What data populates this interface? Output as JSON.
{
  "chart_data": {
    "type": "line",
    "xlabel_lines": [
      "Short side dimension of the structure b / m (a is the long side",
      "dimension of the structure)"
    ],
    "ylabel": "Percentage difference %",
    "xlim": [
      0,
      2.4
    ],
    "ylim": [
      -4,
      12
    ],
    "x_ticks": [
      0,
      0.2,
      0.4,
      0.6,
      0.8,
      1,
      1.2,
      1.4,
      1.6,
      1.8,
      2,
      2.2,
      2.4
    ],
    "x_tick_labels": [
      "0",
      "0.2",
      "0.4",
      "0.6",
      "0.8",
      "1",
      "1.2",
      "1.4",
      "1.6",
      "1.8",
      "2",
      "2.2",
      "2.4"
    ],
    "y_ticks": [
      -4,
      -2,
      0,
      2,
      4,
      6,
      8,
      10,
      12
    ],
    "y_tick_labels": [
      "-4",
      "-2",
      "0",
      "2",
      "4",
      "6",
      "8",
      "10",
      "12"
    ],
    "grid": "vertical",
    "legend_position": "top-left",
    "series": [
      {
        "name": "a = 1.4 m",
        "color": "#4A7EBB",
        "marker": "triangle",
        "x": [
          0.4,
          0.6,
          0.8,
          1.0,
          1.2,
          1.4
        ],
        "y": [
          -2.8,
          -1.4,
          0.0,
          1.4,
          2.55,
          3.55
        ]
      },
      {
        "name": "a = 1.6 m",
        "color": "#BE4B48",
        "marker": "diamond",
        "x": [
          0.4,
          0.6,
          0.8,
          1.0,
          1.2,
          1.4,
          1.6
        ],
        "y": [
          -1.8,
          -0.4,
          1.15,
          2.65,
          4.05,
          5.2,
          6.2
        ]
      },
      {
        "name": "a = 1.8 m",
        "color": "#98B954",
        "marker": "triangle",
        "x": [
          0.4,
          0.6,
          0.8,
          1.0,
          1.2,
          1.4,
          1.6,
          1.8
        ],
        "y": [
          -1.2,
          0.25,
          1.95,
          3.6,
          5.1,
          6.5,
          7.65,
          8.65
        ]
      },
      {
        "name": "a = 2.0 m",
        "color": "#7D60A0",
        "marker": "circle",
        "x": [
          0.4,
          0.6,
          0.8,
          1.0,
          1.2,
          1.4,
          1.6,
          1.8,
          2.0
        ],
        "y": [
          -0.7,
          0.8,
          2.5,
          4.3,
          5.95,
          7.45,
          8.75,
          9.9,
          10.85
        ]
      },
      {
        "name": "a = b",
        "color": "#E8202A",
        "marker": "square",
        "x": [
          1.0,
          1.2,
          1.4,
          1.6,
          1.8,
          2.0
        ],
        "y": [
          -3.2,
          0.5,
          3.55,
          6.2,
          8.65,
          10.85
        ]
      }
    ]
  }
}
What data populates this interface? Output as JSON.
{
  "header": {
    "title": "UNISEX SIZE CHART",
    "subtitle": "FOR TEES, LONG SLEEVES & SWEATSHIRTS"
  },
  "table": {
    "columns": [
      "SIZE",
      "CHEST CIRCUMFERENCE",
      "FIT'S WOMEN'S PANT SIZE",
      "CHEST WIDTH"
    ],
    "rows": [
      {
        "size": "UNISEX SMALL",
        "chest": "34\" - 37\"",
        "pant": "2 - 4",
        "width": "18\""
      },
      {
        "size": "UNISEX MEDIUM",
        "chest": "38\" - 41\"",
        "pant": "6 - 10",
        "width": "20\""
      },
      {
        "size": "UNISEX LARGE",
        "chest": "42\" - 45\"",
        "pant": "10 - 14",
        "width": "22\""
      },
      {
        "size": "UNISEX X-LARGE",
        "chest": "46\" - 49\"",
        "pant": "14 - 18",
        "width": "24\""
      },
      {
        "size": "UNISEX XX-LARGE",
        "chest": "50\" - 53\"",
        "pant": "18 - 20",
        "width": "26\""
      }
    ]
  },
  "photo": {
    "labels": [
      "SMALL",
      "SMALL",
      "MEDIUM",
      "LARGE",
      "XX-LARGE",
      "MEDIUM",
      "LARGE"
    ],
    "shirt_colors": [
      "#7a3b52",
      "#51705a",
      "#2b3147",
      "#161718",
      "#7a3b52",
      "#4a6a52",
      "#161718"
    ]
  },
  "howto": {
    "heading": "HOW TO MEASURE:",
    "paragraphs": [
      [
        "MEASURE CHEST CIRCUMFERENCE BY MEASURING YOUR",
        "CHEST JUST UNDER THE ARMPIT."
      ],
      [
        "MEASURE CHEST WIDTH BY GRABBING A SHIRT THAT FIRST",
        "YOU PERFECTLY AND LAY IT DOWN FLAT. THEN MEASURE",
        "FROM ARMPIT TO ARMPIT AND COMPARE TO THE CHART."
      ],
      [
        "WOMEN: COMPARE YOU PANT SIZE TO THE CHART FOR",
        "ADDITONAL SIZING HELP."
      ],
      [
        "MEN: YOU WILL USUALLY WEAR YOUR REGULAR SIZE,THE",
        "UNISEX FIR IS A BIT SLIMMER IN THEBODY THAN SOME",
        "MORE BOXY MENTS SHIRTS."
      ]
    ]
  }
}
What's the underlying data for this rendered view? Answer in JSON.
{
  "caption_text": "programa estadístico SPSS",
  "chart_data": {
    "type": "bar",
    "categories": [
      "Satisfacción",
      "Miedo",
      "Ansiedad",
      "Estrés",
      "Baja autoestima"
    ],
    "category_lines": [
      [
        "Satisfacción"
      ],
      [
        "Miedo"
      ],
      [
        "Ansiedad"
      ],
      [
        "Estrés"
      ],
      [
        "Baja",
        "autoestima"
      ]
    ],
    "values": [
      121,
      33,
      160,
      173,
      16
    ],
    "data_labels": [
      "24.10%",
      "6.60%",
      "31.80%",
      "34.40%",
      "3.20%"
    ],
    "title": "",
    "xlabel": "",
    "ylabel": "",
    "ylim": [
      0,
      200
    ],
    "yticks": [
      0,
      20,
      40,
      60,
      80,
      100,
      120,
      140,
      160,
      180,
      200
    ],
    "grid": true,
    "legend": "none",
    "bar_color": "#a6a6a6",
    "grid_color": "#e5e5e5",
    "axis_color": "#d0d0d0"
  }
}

> What is expected
Give back, exactly as written, the lines from the one with "What's the underlying" to the last line.

> Answer to the task
What's the underlying data for this rendered view? Answer in JSON.
{
  "caption_text": "programa estadístico SPSS",
  "chart_data": {
    "type": "bar",
    "categories": [
      "Satisfacción",
      "Miedo",
      "Ansiedad",
      "Estrés",
      "Baja autoestima"
    ],
    "category_lines": [
      [
        "Satisfacción"
      ],
      [
        "Miedo"
      ],
      [
        "Ansiedad"
      ],
      [
        "Estrés"
      ],
      [
        "Baja",
        "autoestima"
      ]
    ],
    "values": [
      121,
      33,
      160,
      173,
      16
    ],
    "data_labels": [
      "24.10%",
      "6.60%",
      "31.80%",
      "34.40%",
      "3.20%"
    ],
    "title": "",
    "xlabel": "",
    "ylabel": "",
    "ylim": [
      0,
      200
    ],
    "yticks": [
      0,
      20,
      40,
      60,
      80,
      100,
      120,
      140,
      160,
      180,
      200
    ],
    "grid": true,
    "legend": "none",
    "bar_color": "#a6a6a6",
    "grid_color": "#e5e5e5",
    "axis_color": "#d0d0d0"
  }
}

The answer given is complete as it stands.